[Entries from a visual dataset]
☆ ☆ ☆
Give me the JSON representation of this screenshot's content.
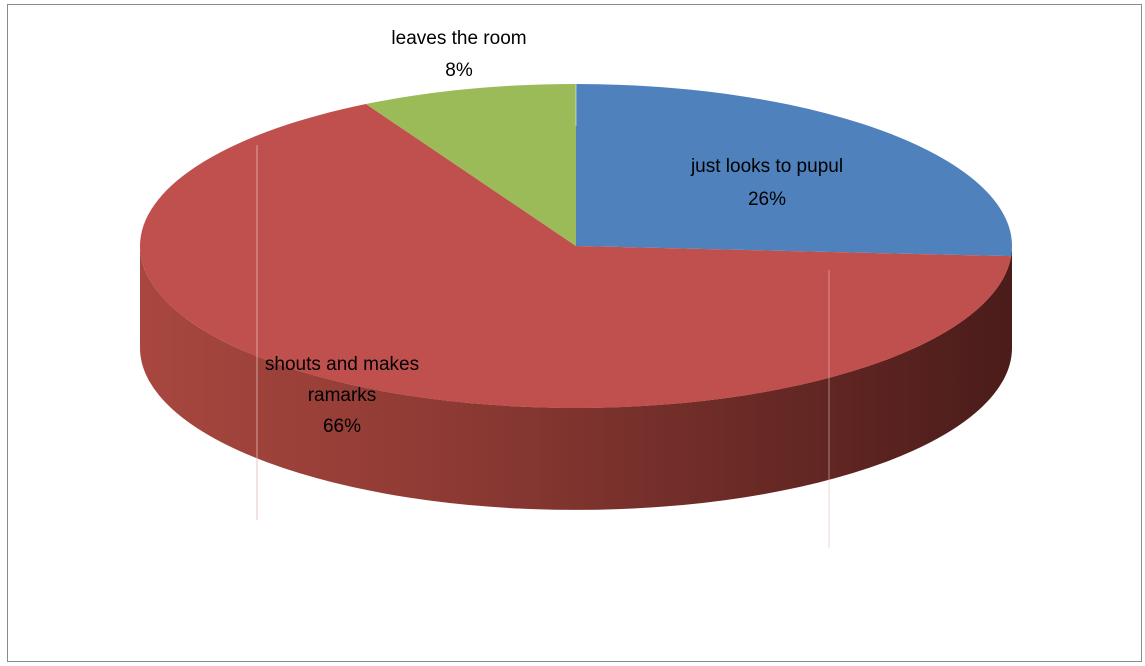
{
  "chart_data": {
    "type": "pie",
    "style": "3d",
    "title": "",
    "slices": [
      {
        "label_lines": [
          "just looks to pupul"
        ],
        "percent_label": "26%",
        "value": 26,
        "color": "#4f81bd"
      },
      {
        "label_lines": [
          "shouts and makes",
          "ramarks"
        ],
        "percent_label": "66%",
        "value": 66,
        "color": "#c0504d"
      },
      {
        "label_lines": [
          "leaves the room"
        ],
        "percent_label": "8%",
        "value": 8,
        "color": "#9bbb59"
      }
    ]
  }
}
☆ ☆ ☆
◆ WRITTEN REQUEST
Images in the data above are to be skipped. Retype all other material exactly.

◆ RESPONSE TO THE TASK
Give me the JSON representation of this screenshot's content.
{
  "chart_data": {
    "type": "pie",
    "style": "3d",
    "title": "",
    "slices": [
      {
        "label_lines": [
          "just looks to pupul"
        ],
        "percent_label": "26%",
        "value": 26,
        "color": "#4f81bd"
      },
      {
        "label_lines": [
          "shouts and makes",
          "ramarks"
        ],
        "percent_label": "66%",
        "value": 66,
        "color": "#c0504d"
      },
      {
        "label_lines": [
          "leaves the room"
        ],
        "percent_label": "8%",
        "value": 8,
        "color": "#9bbb59"
      }
    ]
  }
}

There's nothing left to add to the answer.